Stated task
Pick out each line of the records in which the word "जबलप" appears.

Raw records

--

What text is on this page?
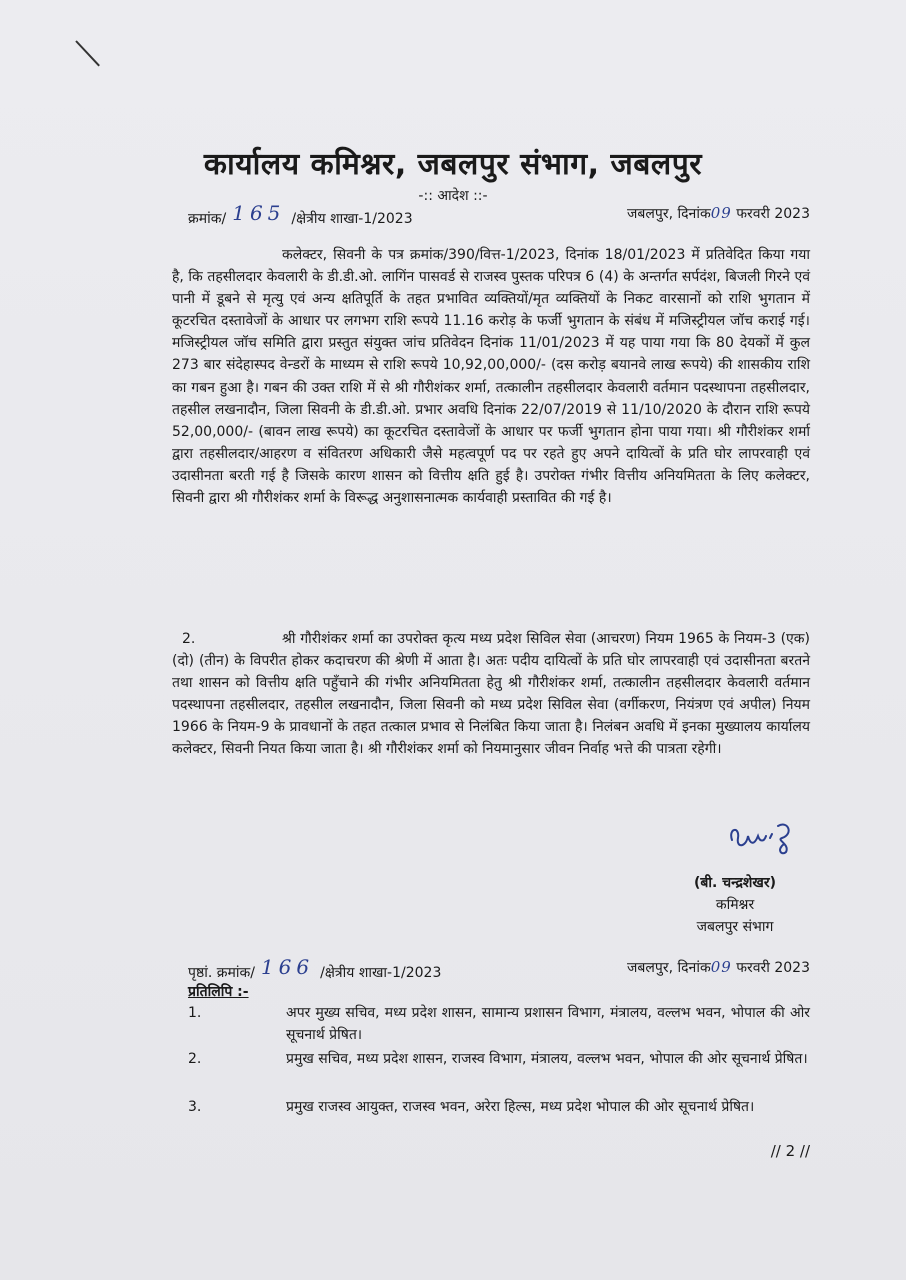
कार्यालय कमिश्नर, जबलपुर संभाग, जबलपुर
-:: आदेश ::-
क्रमांक/ 165 /क्षेत्रीय शाखा-1/2023	जबलपुर, दिनांक09 फरवरी 2023
कलेक्टर, सिवनी के पत्र क्रमांक/390/वित्त-1/2023, दिनांक 18/01/2023 में प्रतिवेदित किया गया है, कि तहसीलदार केवलारी के डी.डी.ओ. लागिंन पासवर्ड से राजस्व पुस्तक परिपत्र 6 (4) के अन्तर्गत सर्पदंश, बिजली गिरने एवं पानी में डूबने से मृत्यु एवं अन्य क्षतिपूर्ति के तहत प्रभावित व्यक्तियों/मृत व्यक्तियों के निकट वारसानों को राशि भुगतान में कूटरचित दस्तावेजों के आधार पर लगभग राशि रूपये 11.16 करोड़ के फर्जी भुगतान के संबंध में मजिस्ट्रीयल जॉच कराई गई। मजिस्ट्रीयल जॉच समिति द्वारा प्रस्तुत संयुक्त जांच प्रतिवेदन दिनांक 11/01/2023 में यह पाया गया कि 80 देयकों में कुल 273 बार संदेहास्पद वेन्डरों के माध्यम से राशि रूपये 10,92,00,000/- (दस करोड़ बयानवे लाख रूपये) की शासकीय राशि का गबन हुआ है। गबन की उक्त राशि में से श्री गौरीशंकर शर्मा, तत्कालीन तहसीलदार केवलारी वर्तमान पदस्थापना तहसीलदार, तहसील लखनादौन, जिला सिवनी के डी.डी.ओ. प्रभार अवधि दिनांक 22/07/2019 से 11/10/2020 के दौरान राशि रूपये 52,00,000/- (बावन लाख रूपये) का कूटरचित दस्तावेजों के आधार पर फर्जी भुगतान होना पाया गया। श्री गौरीशंकर शर्मा द्वारा तहसीलदार/आहरण व संवितरण अधिकारी जैसे महत्वपूर्ण पद पर रहते हुए अपने दायित्वों के प्रति घोर लापरवाही एवं उदासीनता बरती गई है जिसके कारण शासन को वित्तीय क्षति हुई है। उपरोक्त गंभीर वित्तीय अनियमितता के लिए कलेक्टर, सिवनी द्वारा श्री गौरीशंकर शर्मा के विरूद्ध अनुशासनात्मक कार्यवाही प्रस्तावित की गई है।
2.	श्री गौरीशंकर शर्मा का उपरोक्त कृत्य मध्य प्रदेश सिविल सेवा (आचरण) नियम 1965 के नियम-3 (एक) (दो) (तीन) के विपरीत होकर कदाचरण की श्रेणी में आता है। अतः पदीय दायित्वों के प्रति घोर लापरवाही एवं उदासीनता बरतने तथा शासन को वित्तीय क्षति पहुँचाने की गंभीर अनियमितता हेतु श्री गौरीशंकर शर्मा, तत्कालीन तहसीलदार केवलारी वर्तमान पदस्थापना तहसीलदार, तहसील लखनादौन, जिला सिवनी को मध्य प्रदेश सिविल सेवा (वर्गीकरण, नियंत्रण एवं अपील) नियम 1966 के नियम-9 के प्रावधानों के तहत तत्काल प्रभाव से निलंबित किया जाता है। निलंबन अवधि में इनका मुख्यालय कार्यालय कलेक्टर, सिवनी नियत किया जाता है। श्री गौरीशंकर शर्मा को नियमानुसार जीवन निर्वाह भत्ते की पात्रता रहेगी।
(बी. चन्द्रशेखर)
कमिश्नर
जबलपुर संभाग
पृष्ठां. क्रमांक/ 166 /क्षेत्रीय शाखा-1/2023	जबलपुर, दिनांक09 फरवरी 2023
प्रतिलिपि :-
1.	अपर मुख्य सचिव, मध्य प्रदेश शासन, सामान्य प्रशासन विभाग, मंत्रालय, वल्लभ भवन, भोपाल की ओर सूचनार्थ प्रेषित।
2.	प्रमुख सचिव, मध्य प्रदेश शासन, राजस्व विभाग, मंत्रालय, वल्लभ भवन, भोपाल की ओर सूचनार्थ प्रेषित।
3.	प्रमुख राजस्व आयुक्त, राजस्व भवन, अरेरा हिल्स, मध्य प्रदेश भोपाल की ओर सूचनार्थ प्रेषित।
// 2 //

--

Response to the exercise
कार्यालय कमिश्नर, जबलपुर संभाग, जबलपुर
क्रमांक/ 165 /क्षेत्रीय शाखा-1/2023	जबलपुर, दिनांक09 फरवरी 2023
जबलपुर संभाग
पृष्ठां. क्रमांक/ 166 /क्षेत्रीय शाखा-1/2023	जबलपुर, दिनांक09 फरवरी 2023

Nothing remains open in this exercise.